Return every line of the records below verbatim, with no pictures in the copy.
━━━━━━━━━━
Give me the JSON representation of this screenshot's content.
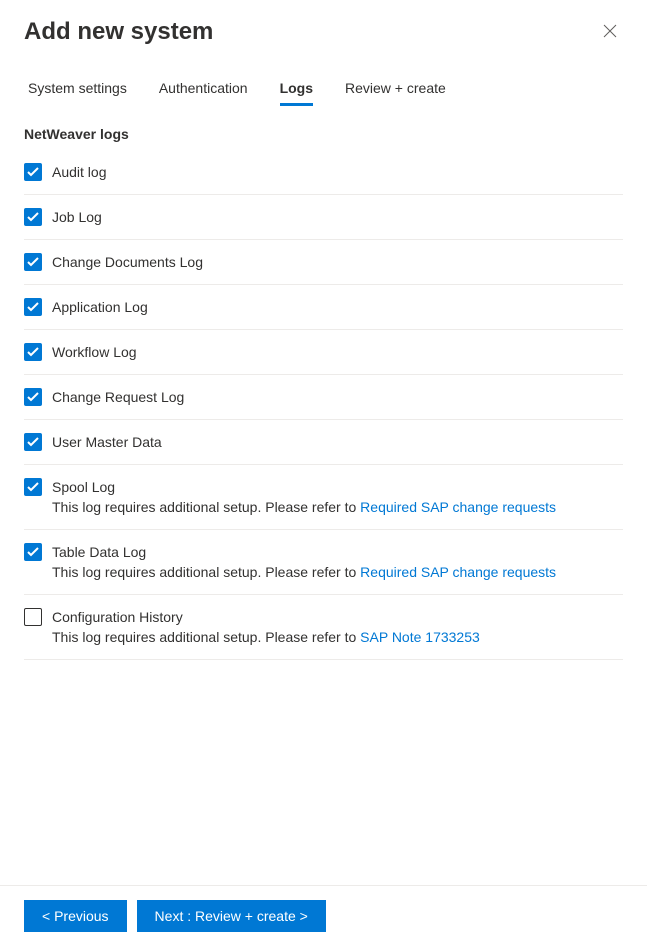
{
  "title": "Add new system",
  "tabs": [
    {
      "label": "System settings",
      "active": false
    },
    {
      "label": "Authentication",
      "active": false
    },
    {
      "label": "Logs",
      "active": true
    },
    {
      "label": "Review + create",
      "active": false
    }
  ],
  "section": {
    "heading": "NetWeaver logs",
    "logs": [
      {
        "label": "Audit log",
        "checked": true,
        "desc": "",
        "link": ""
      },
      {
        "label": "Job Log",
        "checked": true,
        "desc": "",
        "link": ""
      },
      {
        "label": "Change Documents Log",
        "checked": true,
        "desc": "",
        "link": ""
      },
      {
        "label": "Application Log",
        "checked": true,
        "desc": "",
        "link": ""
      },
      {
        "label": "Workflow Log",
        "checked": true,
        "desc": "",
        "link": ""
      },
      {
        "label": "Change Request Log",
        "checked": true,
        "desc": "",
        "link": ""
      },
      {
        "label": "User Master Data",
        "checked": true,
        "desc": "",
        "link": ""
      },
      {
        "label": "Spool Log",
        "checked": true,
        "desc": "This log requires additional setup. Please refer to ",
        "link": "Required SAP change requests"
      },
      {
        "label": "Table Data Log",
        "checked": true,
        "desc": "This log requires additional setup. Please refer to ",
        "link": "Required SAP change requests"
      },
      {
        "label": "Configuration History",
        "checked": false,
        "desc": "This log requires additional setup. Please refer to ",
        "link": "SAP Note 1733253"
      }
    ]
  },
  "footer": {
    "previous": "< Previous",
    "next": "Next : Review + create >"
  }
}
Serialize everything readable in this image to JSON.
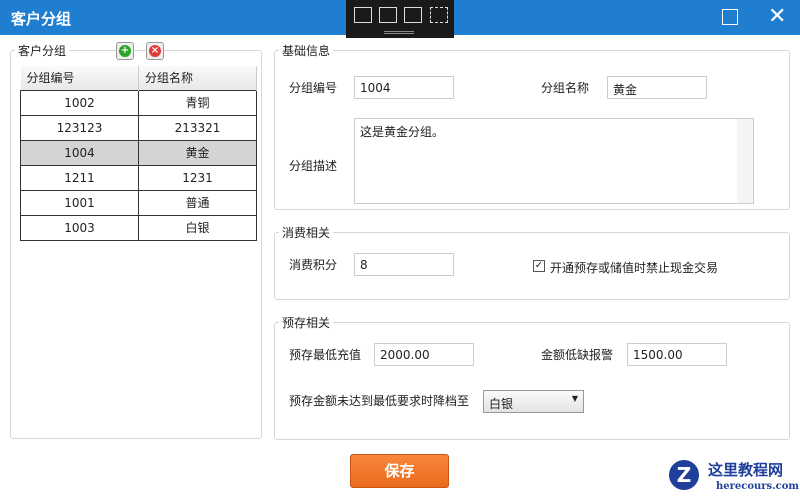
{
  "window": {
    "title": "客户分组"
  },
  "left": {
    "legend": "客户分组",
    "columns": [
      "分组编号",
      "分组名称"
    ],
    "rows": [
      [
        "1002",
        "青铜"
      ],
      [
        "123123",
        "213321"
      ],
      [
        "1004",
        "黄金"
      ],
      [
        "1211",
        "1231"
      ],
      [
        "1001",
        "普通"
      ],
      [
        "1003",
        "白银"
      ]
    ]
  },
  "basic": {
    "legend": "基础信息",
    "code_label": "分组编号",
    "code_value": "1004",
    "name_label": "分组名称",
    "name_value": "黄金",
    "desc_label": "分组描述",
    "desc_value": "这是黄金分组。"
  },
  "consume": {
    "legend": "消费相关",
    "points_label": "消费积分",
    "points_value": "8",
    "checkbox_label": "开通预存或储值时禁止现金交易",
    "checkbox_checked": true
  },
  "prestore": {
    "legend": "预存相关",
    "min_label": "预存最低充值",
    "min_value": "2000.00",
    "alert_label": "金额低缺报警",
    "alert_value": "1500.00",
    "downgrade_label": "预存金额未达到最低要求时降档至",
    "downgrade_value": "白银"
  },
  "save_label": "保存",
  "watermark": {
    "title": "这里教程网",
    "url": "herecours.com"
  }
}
━━━━━━━━━━
(Reply)
Give me the JSON representation of this screenshot's content.
{
  "title": "Add new system",
  "tabs": [
    {
      "label": "System settings",
      "active": false
    },
    {
      "label": "Authentication",
      "active": false
    },
    {
      "label": "Logs",
      "active": true
    },
    {
      "label": "Review + create",
      "active": false
    }
  ],
  "section": {
    "heading": "NetWeaver logs",
    "logs": [
      {
        "label": "Audit log",
        "checked": true,
        "desc": "",
        "link": ""
      },
      {
        "label": "Job Log",
        "checked": true,
        "desc": "",
        "link": ""
      },
      {
        "label": "Change Documents Log",
        "checked": true,
        "desc": "",
        "link": ""
      },
      {
        "label": "Application Log",
        "checked": true,
        "desc": "",
        "link": ""
      },
      {
        "label": "Workflow Log",
        "checked": true,
        "desc": "",
        "link": ""
      },
      {
        "label": "Change Request Log",
        "checked": true,
        "desc": "",
        "link": ""
      },
      {
        "label": "User Master Data",
        "checked": true,
        "desc": "",
        "link": ""
      },
      {
        "label": "Spool Log",
        "checked": true,
        "desc": "This log requires additional setup. Please refer to ",
        "link": "Required SAP change requests"
      },
      {
        "label": "Table Data Log",
        "checked": true,
        "desc": "This log requires additional setup. Please refer to ",
        "link": "Required SAP change requests"
      },
      {
        "label": "Configuration History",
        "checked": false,
        "desc": "This log requires additional setup. Please refer to ",
        "link": "SAP Note 1733253"
      }
    ]
  },
  "footer": {
    "previous": "< Previous",
    "next": "Next : Review + create >"
  }
}
Serialize everything readable in this image to JSON.
{
  "window": {
    "title": "客户分组"
  },
  "left": {
    "legend": "客户分组",
    "columns": [
      "分组编号",
      "分组名称"
    ],
    "rows": [
      [
        "1002",
        "青铜"
      ],
      [
        "123123",
        "213321"
      ],
      [
        "1004",
        "黄金"
      ],
      [
        "1211",
        "1231"
      ],
      [
        "1001",
        "普通"
      ],
      [
        "1003",
        "白银"
      ]
    ]
  },
  "basic": {
    "legend": "基础信息",
    "code_label": "分组编号",
    "code_value": "1004",
    "name_label": "分组名称",
    "name_value": "黄金",
    "desc_label": "分组描述",
    "desc_value": "这是黄金分组。"
  },
  "consume": {
    "legend": "消费相关",
    "points_label": "消费积分",
    "points_value": "8",
    "checkbox_label": "开通预存或储值时禁止现金交易",
    "checkbox_checked": true
  },
  "prestore": {
    "legend": "预存相关",
    "min_label": "预存最低充值",
    "min_value": "2000.00",
    "alert_label": "金额低缺报警",
    "alert_value": "1500.00",
    "downgrade_label": "预存金额未达到最低要求时降档至",
    "downgrade_value": "白银"
  },
  "save_label": "保存",
  "watermark": {
    "title": "这里教程网",
    "url": "herecours.com"
  }
}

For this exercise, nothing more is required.